Instruction:
Restate the listing that follows word for word, without its pictures.

Provided records:

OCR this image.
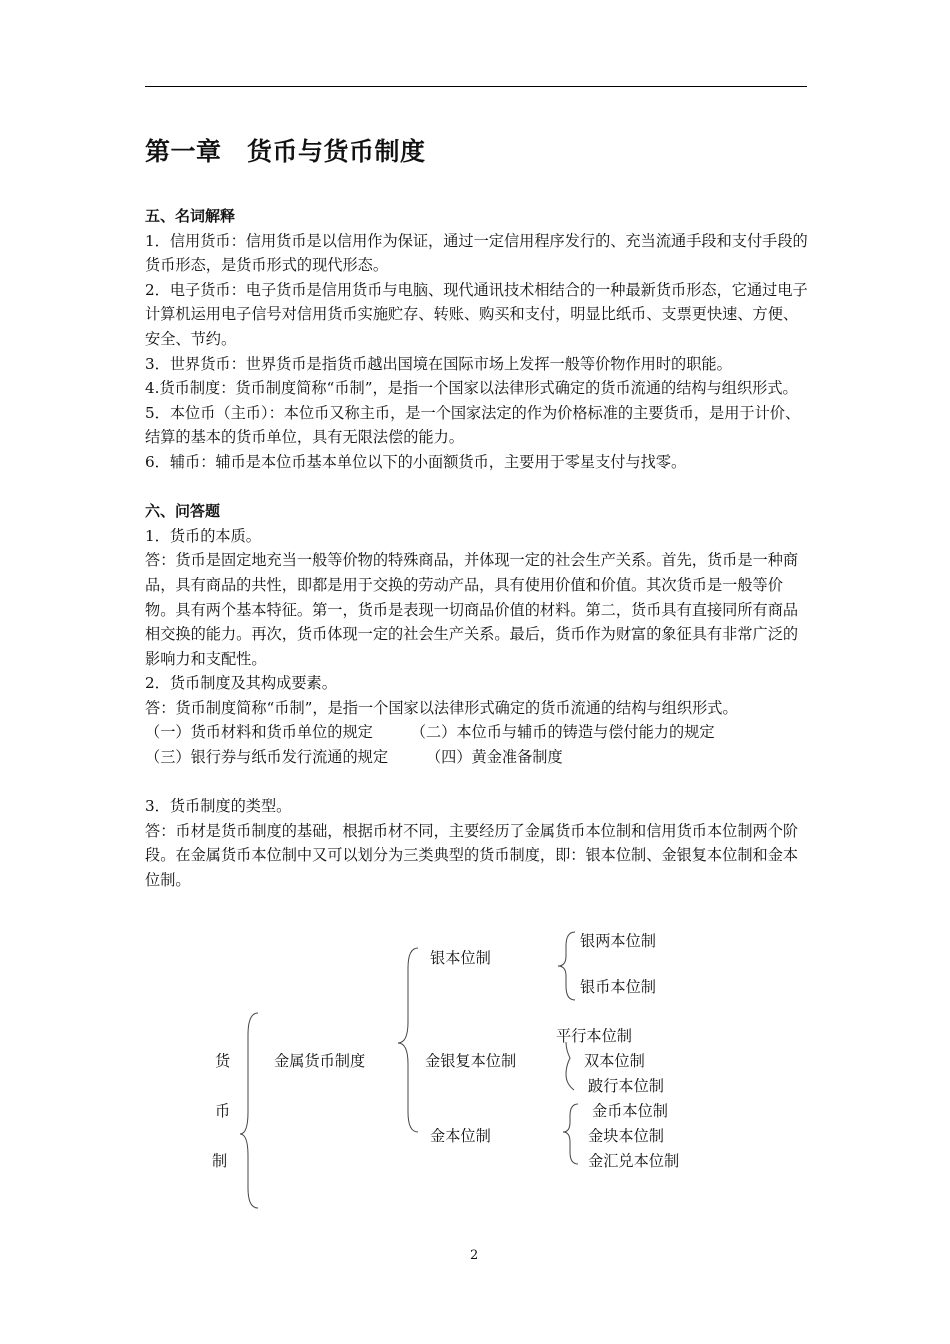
第一章　货币与货币制度

五、名词解释

1．信用货币：信用货币是以信用作为保证，通过一定信用程序发行的、充当流通手段和支付手段的货币形态，是货币形式的现代形态。

2．电子货币：电子货币是信用货币与电脑、现代通讯技术相结合的一种最新货币形态，它通过电子计算机运用电子信号对信用货币实施贮存、转账、购买和支付，明显比纸币、支票更快速、方便、安全、节约。

3．世界货币：世界货币是指货币越出国境在国际市场上发挥一般等价物作用时的职能。

4.货币制度：货币制度简称“币制”，是指一个国家以法律形式确定的货币流通的结构与组织形式。

5．本位币（主币）：本位币又称主币，是一个国家法定的作为价格标准的主要货币，是用于计价、结算的基本的货币单位，具有无限法偿的能力。

6．辅币：辅币是本位币基本单位以下的小面额货币，主要用于零星支付与找零。

六、问答题

1．货币的本质。

答：货币是固定地充当一般等价物的特殊商品，并体现一定的社会生产关系。首先，货币是一种商品，具有商品的共性，即都是用于交换的劳动产品，具有使用价值和价值。其次货币是一般等价物。具有两个基本特征。第一，货币是表现一切商品价值的材料。第二，货币具有直接同所有商品相交换的能力。再次，货币体现一定的社会生产关系。最后，货币作为财富的象征具有非常广泛的影响力和支配性。

2．货币制度及其构成要素。

答：货币制度简称“币制”，是指一个国家以法律形式确定的货币流通的结构与组织形式。

（一）货币材料和货币单位的规定　　　（二）本位币与辅币的铸造与偿付能力的规定

（三）银行券与纸币发行流通的规定　　　（四）黄金准备制度

3．货币制度的类型。

答：币材是货币制度的基础，根据币材不同，主要经历了金属货币本位制和信用货币本位制两个阶段。在金属货币本位制中又可以划分为三类典型的货币制度，即：银本位制、金银复本位制和金本位制。

货
币
制
金属货币制度
银本位制
金银复本位制
金本位制
银两本位制
银币本位制
平行本位制
双本位制
跛行本位制
金币本位制
金块本位制
金汇兑本位制
2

Output of the task:
OCR this image.
第一章　货币与货币制度

五、名词解释

1．信用货币：信用货币是以信用作为保证，通过一定信用程序发行的、充当流通手段和支付手段的货币形态，是货币形式的现代形态。

2．电子货币：电子货币是信用货币与电脑、现代通讯技术相结合的一种最新货币形态，它通过电子计算机运用电子信号对信用货币实施贮存、转账、购买和支付，明显比纸币、支票更快速、方便、安全、节约。

3．世界货币：世界货币是指货币越出国境在国际市场上发挥一般等价物作用时的职能。

4.货币制度：货币制度简称“币制”，是指一个国家以法律形式确定的货币流通的结构与组织形式。

5．本位币（主币）：本位币又称主币，是一个国家法定的作为价格标准的主要货币，是用于计价、结算的基本的货币单位，具有无限法偿的能力。

6．辅币：辅币是本位币基本单位以下的小面额货币，主要用于零星支付与找零。

六、问答题

1．货币的本质。

答：货币是固定地充当一般等价物的特殊商品，并体现一定的社会生产关系。首先，货币是一种商品，具有商品的共性，即都是用于交换的劳动产品，具有使用价值和价值。其次货币是一般等价物。具有两个基本特征。第一，货币是表现一切商品价值的材料。第二，货币具有直接同所有商品相交换的能力。再次，货币体现一定的社会生产关系。最后，货币作为财富的象征具有非常广泛的影响力和支配性。

2．货币制度及其构成要素。

答：货币制度简称“币制”，是指一个国家以法律形式确定的货币流通的结构与组织形式。

（一）货币材料和货币单位的规定　　　（二）本位币与辅币的铸造与偿付能力的规定

（三）银行券与纸币发行流通的规定　　　（四）黄金准备制度

3．货币制度的类型。

答：币材是货币制度的基础，根据币材不同，主要经历了金属货币本位制和信用货币本位制两个阶段。在金属货币本位制中又可以划分为三类典型的货币制度，即：银本位制、金银复本位制和金本位制。

货
币
制
金属货币制度
银本位制
金银复本位制
金本位制
银两本位制
银币本位制
平行本位制
双本位制
跛行本位制
金币本位制
金块本位制
金汇兑本位制
2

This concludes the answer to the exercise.